DOCUMENT EXTRACT:
☆ ☆ ☆
I understand your design, it is not that I disagree because I understand the logic behind the additional work. I am the fan of bullet hold, a case can not have enough bullet hold, others are fans of neck tension, a different standard.

To accomplish the same goal (objective) in determining the length of the chamber (and knowing you are sacrificing a case, I do not hesitate to dedicate 50+ ) you could have stopped at the plug and not added the means of removing. That leaves you with pulling the plug/tool out of the case mouth and a reduced purchase (nothing to get ahold of), back to the sacrifice case with the short neck: Pull, some insist on pulling, I don’t, there is pulling and there is pushing, to speed up your effort you could drill the primer pocket/flash hole to a diameter that would accommodate a means of pushing, cleaning rod, dowel, you could drill a hole in the bench,work stand etc., mount a short rod in the bench/work stand, this would allow you to use both hands for better control when pushing the plug/tool out of the case. Understanding when using the modified case with the tool it is designed to be used while extended and compresses (shortens) when chambered.

Gets complicated: For those that can keep up with two thought as one time, forget the bolt, leave it out, use a push rod to push the tool/plug out of the case until it hits the lands, stop, ALMOST! the same thing, the length of the case plus the extended plug will indicate the length of the chamber LESS! head space. Again, that does not lock me up, I never thought precision gages were made on Mars, I have always believed precision tools were/are made by humans, I guess that is the reason when someone runs out of ideals he says, “THIS STUFF IS NOT ROCKET SCIENCE” or “KEEP IT SIMPLE”.
☆ ☆ ☆
GIVEN REQUEST: Translate this sentence from the passage on measuring chamber length into Spanish: "I am the fan of bullet hold, a case can not have enough bullet hold, others are fans of neck tension, a different standard."

Annotated element entries
☆ ☆ ☆
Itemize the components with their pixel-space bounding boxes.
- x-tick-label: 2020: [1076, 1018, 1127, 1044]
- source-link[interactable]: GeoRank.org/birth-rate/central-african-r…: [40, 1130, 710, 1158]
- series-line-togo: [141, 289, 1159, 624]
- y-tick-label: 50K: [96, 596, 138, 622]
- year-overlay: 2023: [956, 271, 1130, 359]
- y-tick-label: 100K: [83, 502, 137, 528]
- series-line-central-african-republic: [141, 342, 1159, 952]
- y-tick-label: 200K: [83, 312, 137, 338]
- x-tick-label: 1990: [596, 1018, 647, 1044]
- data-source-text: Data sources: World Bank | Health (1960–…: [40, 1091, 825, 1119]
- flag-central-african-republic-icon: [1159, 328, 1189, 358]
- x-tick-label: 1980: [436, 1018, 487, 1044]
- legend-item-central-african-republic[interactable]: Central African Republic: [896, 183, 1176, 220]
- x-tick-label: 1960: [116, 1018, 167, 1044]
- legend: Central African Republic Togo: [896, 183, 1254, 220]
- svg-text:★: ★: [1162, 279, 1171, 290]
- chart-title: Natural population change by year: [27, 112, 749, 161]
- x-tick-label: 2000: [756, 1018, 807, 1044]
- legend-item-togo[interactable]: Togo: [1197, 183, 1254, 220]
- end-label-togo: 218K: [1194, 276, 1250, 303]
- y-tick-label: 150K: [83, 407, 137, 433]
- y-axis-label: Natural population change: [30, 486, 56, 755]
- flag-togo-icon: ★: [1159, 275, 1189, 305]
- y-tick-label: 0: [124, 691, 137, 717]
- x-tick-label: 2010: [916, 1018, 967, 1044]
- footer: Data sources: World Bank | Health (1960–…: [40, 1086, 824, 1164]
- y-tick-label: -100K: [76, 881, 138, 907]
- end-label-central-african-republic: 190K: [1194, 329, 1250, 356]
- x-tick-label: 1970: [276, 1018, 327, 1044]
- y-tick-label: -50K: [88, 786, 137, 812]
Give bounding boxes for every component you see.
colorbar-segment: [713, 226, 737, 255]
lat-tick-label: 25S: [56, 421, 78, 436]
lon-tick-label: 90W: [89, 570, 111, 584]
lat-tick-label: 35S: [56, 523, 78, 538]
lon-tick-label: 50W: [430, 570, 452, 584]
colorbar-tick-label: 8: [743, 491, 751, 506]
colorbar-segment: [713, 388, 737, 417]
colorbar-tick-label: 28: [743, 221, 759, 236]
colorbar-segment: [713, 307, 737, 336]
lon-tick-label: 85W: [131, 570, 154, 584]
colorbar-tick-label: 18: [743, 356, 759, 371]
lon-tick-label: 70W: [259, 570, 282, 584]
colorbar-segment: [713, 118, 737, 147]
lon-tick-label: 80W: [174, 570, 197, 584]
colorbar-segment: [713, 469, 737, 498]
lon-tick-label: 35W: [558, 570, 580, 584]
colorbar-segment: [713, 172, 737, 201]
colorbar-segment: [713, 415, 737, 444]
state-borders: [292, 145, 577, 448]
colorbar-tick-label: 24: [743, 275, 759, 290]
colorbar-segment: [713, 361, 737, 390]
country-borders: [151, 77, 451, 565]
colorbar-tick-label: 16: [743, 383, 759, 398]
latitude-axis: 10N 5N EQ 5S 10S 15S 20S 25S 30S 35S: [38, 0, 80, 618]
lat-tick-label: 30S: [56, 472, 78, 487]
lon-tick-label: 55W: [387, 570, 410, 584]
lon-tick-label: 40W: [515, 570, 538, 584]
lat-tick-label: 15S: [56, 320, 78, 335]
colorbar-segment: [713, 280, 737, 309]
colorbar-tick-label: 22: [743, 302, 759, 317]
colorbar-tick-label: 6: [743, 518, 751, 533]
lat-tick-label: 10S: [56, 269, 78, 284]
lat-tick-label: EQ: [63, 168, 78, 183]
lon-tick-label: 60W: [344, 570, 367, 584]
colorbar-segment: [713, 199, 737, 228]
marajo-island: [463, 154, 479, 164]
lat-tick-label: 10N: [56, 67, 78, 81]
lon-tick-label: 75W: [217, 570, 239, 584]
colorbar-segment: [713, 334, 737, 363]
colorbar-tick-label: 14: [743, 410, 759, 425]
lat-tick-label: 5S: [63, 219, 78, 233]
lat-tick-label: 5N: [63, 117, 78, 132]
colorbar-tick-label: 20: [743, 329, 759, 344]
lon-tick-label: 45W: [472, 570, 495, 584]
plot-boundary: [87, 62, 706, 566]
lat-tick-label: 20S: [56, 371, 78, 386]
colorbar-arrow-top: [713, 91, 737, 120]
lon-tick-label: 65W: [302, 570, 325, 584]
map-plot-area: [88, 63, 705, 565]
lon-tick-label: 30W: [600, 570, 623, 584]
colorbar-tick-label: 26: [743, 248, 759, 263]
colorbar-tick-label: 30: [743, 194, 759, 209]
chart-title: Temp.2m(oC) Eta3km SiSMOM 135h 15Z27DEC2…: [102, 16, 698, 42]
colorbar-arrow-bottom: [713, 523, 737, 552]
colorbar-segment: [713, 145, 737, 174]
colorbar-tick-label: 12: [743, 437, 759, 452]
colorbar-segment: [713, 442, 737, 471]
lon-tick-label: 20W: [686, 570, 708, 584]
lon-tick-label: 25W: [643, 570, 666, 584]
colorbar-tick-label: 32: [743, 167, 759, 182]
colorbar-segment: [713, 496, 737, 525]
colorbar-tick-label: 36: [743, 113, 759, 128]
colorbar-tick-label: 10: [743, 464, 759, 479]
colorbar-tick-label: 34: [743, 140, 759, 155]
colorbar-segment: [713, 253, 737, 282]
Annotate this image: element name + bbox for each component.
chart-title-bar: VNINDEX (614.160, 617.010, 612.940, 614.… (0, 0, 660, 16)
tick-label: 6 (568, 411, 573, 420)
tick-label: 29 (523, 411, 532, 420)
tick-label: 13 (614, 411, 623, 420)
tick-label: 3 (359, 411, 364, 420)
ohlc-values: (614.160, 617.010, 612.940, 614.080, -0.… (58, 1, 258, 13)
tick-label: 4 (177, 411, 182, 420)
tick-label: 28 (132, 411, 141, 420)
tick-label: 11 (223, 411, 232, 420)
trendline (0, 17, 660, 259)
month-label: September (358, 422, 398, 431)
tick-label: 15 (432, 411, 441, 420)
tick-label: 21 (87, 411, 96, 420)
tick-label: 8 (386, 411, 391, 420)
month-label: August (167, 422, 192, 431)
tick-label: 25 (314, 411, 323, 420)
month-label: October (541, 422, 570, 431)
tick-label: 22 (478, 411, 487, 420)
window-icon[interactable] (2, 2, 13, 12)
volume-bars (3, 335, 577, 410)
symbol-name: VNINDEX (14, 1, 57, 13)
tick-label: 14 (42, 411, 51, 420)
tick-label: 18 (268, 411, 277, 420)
☆ ☆ ☆
RESPONSE FOR THIS EXERCISE: Soy partidario de la sujeción de la bala, un casquillo nunca tiene suficiente sujeción de la bala, otros son partidarios de la tensión del cuello, un estándar diferente.